■ PROBLEM TO WORK ON
Write each line out again exactly as written.

■ DATASET
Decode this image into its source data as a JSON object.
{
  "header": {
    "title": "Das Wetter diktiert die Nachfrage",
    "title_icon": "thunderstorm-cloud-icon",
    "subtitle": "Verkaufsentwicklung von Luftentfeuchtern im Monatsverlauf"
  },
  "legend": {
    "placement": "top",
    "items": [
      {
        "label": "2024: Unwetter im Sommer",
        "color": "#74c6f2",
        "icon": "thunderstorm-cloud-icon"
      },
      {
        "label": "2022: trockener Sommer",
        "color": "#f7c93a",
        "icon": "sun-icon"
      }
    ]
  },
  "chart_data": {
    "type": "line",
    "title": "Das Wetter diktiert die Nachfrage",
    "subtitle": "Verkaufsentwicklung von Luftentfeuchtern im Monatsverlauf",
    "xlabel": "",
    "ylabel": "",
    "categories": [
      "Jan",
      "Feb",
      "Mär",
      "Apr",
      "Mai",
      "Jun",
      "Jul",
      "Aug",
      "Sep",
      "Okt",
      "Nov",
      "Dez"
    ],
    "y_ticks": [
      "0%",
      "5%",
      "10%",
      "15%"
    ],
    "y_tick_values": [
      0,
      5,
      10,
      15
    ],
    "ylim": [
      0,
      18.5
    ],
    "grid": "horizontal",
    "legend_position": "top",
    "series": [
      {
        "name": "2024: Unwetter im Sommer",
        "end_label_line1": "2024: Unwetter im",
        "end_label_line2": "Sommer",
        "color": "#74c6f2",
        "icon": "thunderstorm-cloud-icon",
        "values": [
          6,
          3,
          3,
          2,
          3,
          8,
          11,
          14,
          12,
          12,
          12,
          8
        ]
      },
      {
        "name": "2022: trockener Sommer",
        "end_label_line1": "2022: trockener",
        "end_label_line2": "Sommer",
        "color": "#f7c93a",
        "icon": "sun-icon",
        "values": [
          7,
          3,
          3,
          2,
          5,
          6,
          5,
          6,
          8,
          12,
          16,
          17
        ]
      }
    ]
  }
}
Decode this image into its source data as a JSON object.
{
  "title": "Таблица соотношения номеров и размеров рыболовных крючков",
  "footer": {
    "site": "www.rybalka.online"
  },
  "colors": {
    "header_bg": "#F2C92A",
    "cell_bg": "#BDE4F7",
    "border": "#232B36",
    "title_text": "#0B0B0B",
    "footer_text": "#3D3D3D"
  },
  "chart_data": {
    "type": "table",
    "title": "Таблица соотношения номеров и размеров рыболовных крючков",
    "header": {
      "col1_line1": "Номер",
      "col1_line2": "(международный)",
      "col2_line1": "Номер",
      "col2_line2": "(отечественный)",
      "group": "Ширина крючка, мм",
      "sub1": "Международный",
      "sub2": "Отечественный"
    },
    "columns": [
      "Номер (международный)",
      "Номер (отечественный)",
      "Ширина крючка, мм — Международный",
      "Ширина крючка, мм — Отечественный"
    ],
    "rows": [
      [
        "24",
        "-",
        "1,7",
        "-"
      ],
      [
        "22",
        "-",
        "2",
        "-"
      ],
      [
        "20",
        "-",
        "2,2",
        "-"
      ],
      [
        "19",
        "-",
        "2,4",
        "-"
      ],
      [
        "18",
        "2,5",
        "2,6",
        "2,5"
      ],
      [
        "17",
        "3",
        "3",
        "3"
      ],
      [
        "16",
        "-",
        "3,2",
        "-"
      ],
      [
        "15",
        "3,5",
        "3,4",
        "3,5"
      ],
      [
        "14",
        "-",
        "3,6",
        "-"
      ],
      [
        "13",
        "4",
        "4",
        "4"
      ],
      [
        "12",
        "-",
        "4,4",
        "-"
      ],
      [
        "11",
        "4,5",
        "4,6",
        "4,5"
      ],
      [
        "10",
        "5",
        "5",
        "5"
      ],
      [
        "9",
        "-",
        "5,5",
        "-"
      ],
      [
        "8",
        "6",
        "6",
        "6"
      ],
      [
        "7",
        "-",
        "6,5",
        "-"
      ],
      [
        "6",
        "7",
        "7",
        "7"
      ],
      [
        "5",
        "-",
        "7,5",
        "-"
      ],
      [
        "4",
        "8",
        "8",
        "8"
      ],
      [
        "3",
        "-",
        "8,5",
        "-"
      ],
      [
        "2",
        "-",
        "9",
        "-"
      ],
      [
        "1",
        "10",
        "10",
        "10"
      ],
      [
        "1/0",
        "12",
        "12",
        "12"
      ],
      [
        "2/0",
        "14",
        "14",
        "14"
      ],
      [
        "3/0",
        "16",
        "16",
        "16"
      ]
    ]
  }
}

■ TASK RESPONSE
Decode this image into its source data as a JSON object.
{
  "header": {
    "title": "Das Wetter diktiert die Nachfrage",
    "title_icon": "thunderstorm-cloud-icon",
    "subtitle": "Verkaufsentwicklung von Luftentfeuchtern im Monatsverlauf"
  },
  "legend": {
    "placement": "top",
    "items": [
      {
        "label": "2024: Unwetter im Sommer",
        "color": "#74c6f2",
        "icon": "thunderstorm-cloud-icon"
      },
      {
        "label": "2022: trockener Sommer",
        "color": "#f7c93a",
        "icon": "sun-icon"
      }
    ]
  },
  "chart_data": {
    "type": "line",
    "title": "Das Wetter diktiert die Nachfrage",
    "subtitle": "Verkaufsentwicklung von Luftentfeuchtern im Monatsverlauf",
    "xlabel": "",
    "ylabel": "",
    "categories": [
      "Jan",
      "Feb",
      "Mär",
      "Apr",
      "Mai",
      "Jun",
      "Jul",
      "Aug",
      "Sep",
      "Okt",
      "Nov",
      "Dez"
    ],
    "y_ticks": [
      "0%",
      "5%",
      "10%",
      "15%"
    ],
    "y_tick_values": [
      0,
      5,
      10,
      15
    ],
    "ylim": [
      0,
      18.5
    ],
    "grid": "horizontal",
    "legend_position": "top",
    "series": [
      {
        "name": "2024: Unwetter im Sommer",
        "end_label_line1": "2024: Unwetter im",
        "end_label_line2": "Sommer",
        "color": "#74c6f2",
        "icon": "thunderstorm-cloud-icon",
        "values": [
          6,
          3,
          3,
          2,
          3,
          8,
          11,
          14,
          12,
          12,
          12,
          8
        ]
      },
      {
        "name": "2022: trockener Sommer",
        "end_label_line1": "2022: trockener",
        "end_label_line2": "Sommer",
        "color": "#f7c93a",
        "icon": "sun-icon",
        "values": [
          7,
          3,
          3,
          2,
          5,
          6,
          5,
          6,
          8,
          12,
          16,
          17
        ]
      }
    ]
  }
}
Decode this image into its source data as a JSON object.
{
  "title": "Таблица соотношения номеров и размеров рыболовных крючков",
  "footer": {
    "site": "www.rybalka.online"
  },
  "colors": {
    "header_bg": "#F2C92A",
    "cell_bg": "#BDE4F7",
    "border": "#232B36",
    "title_text": "#0B0B0B",
    "footer_text": "#3D3D3D"
  },
  "chart_data": {
    "type": "table",
    "title": "Таблица соотношения номеров и размеров рыболовных крючков",
    "header": {
      "col1_line1": "Номер",
      "col1_line2": "(международный)",
      "col2_line1": "Номер",
      "col2_line2": "(отечественный)",
      "group": "Ширина крючка, мм",
      "sub1": "Международный",
      "sub2": "Отечественный"
    },
    "columns": [
      "Номер (международный)",
      "Номер (отечественный)",
      "Ширина крючка, мм — Международный",
      "Ширина крючка, мм — Отечественный"
    ],
    "rows": [
      [
        "24",
        "-",
        "1,7",
        "-"
      ],
      [
        "22",
        "-",
        "2",
        "-"
      ],
      [
        "20",
        "-",
        "2,2",
        "-"
      ],
      [
        "19",
        "-",
        "2,4",
        "-"
      ],
      [
        "18",
        "2,5",
        "2,6",
        "2,5"
      ],
      [
        "17",
        "3",
        "3",
        "3"
      ],
      [
        "16",
        "-",
        "3,2",
        "-"
      ],
      [
        "15",
        "3,5",
        "3,4",
        "3,5"
      ],
      [
        "14",
        "-",
        "3,6",
        "-"
      ],
      [
        "13",
        "4",
        "4",
        "4"
      ],
      [
        "12",
        "-",
        "4,4",
        "-"
      ],
      [
        "11",
        "4,5",
        "4,6",
        "4,5"
      ],
      [
        "10",
        "5",
        "5",
        "5"
      ],
      [
        "9",
        "-",
        "5,5",
        "-"
      ],
      [
        "8",
        "6",
        "6",
        "6"
      ],
      [
        "7",
        "-",
        "6,5",
        "-"
      ],
      [
        "6",
        "7",
        "7",
        "7"
      ],
      [
        "5",
        "-",
        "7,5",
        "-"
      ],
      [
        "4",
        "8",
        "8",
        "8"
      ],
      [
        "3",
        "-",
        "8,5",
        "-"
      ],
      [
        "2",
        "-",
        "9",
        "-"
      ],
      [
        "1",
        "10",
        "10",
        "10"
      ],
      [
        "1/0",
        "12",
        "12",
        "12"
      ],
      [
        "2/0",
        "14",
        "14",
        "14"
      ],
      [
        "3/0",
        "16",
        "16",
        "16"
      ]
    ]
  }
}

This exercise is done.